Set exercise →
Look for the word "JSON" in the entries below, then copy every line that has it.

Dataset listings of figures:
·····
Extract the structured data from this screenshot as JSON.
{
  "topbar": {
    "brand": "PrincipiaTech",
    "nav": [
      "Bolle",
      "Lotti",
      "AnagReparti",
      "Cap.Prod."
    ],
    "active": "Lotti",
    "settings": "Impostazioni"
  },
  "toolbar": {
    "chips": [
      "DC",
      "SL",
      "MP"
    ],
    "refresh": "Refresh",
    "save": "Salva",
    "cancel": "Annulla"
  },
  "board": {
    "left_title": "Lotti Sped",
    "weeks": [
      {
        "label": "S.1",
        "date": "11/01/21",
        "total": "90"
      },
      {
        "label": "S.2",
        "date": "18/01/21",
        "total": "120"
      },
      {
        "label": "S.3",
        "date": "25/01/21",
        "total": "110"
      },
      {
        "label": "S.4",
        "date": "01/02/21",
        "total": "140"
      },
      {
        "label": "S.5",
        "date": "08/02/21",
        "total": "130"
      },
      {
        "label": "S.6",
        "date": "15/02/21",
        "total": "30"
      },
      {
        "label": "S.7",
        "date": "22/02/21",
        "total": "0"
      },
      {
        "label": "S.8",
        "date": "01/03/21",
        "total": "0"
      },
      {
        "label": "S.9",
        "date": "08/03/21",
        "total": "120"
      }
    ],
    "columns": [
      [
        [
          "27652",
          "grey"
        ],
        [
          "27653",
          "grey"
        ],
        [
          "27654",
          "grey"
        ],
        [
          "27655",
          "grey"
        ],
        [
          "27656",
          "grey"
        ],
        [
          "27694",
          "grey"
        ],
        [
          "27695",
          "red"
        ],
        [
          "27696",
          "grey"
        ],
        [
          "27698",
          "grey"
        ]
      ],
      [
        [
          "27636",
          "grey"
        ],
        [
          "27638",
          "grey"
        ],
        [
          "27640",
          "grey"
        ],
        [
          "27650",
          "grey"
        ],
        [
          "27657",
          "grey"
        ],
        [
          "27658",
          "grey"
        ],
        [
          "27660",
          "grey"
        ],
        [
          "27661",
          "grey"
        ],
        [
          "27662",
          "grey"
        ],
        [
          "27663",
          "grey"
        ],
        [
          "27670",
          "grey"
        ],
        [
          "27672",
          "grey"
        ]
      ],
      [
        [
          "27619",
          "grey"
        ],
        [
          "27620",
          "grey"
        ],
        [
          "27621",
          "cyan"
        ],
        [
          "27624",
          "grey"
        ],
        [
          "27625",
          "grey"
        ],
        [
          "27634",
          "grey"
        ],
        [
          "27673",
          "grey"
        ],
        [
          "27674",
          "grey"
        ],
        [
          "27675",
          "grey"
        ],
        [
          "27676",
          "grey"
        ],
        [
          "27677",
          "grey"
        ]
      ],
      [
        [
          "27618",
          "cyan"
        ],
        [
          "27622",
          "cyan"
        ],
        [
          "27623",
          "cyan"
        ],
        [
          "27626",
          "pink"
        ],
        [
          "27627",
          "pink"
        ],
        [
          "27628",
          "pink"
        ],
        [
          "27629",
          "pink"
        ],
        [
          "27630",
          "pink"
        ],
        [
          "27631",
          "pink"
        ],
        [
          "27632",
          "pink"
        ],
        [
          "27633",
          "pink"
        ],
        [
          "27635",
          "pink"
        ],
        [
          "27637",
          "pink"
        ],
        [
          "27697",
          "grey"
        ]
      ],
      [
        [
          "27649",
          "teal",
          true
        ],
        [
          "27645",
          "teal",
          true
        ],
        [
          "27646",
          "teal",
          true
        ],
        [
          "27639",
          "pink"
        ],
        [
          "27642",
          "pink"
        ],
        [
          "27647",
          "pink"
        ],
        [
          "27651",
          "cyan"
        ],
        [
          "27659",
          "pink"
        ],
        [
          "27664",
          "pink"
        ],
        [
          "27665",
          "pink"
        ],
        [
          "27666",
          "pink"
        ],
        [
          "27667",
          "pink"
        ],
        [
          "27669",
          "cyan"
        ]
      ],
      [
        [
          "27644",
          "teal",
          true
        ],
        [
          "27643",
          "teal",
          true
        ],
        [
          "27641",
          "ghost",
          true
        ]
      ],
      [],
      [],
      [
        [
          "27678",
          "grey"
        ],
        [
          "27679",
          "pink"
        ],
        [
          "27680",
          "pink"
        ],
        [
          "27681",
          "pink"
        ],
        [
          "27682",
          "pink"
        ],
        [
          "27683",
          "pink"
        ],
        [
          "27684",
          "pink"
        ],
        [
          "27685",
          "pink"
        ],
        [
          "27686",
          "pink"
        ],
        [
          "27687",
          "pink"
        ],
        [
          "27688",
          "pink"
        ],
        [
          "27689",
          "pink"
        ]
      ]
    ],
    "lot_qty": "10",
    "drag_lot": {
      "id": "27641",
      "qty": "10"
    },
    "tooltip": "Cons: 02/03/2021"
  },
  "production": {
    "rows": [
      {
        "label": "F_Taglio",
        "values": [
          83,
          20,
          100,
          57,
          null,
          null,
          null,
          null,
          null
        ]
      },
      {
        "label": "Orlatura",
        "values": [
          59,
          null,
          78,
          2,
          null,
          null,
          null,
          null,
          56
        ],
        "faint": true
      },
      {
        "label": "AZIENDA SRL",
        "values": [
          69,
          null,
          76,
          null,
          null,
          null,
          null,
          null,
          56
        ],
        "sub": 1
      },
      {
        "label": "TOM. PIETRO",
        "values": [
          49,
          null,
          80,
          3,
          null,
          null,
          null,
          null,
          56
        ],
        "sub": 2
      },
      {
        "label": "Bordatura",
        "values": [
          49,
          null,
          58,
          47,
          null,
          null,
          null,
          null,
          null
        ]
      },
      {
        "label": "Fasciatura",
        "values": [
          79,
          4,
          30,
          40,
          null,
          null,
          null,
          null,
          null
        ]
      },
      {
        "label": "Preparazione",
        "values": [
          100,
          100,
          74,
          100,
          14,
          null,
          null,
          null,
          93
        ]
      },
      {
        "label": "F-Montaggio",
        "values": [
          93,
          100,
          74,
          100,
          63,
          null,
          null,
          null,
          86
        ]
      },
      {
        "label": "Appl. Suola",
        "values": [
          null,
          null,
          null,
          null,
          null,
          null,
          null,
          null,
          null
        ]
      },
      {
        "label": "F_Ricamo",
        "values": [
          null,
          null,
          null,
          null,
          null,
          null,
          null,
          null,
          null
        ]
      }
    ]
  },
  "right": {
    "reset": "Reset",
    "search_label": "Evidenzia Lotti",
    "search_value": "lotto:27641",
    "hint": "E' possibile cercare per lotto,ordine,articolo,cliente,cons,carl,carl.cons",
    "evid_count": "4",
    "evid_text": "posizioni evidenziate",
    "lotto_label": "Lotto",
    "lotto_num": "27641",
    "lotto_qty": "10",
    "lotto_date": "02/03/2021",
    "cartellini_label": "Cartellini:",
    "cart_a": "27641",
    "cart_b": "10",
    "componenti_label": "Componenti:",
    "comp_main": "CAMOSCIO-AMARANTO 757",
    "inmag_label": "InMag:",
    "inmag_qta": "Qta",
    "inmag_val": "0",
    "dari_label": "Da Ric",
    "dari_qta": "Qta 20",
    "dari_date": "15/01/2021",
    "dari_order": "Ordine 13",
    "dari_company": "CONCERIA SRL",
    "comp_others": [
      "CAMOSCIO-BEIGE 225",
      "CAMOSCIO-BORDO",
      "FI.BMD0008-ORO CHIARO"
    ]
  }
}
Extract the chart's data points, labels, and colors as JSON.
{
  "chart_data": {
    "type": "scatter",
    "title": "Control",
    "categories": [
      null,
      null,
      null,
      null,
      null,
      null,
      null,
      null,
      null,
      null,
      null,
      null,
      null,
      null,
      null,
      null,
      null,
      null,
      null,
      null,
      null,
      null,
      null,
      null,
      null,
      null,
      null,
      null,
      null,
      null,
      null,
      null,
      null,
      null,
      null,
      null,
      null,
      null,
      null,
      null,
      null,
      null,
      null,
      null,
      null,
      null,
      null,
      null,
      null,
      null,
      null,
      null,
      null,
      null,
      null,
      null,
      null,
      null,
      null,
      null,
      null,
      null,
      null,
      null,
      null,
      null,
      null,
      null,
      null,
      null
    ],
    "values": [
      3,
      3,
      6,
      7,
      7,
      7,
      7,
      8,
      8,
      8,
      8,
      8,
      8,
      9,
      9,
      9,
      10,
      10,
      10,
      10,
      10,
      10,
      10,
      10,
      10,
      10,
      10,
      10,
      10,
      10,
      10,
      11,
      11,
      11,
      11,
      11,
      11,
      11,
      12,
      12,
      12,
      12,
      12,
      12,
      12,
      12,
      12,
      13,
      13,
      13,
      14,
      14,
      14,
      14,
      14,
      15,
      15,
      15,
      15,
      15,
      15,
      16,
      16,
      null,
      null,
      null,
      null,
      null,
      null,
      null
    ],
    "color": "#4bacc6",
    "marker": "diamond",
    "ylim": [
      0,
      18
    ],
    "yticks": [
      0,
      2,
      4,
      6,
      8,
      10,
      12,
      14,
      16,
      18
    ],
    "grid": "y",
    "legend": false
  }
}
·····
Response →
Extract the structured data from this screenshot as JSON.
Extract the chart's data points, labels, and colors as JSON.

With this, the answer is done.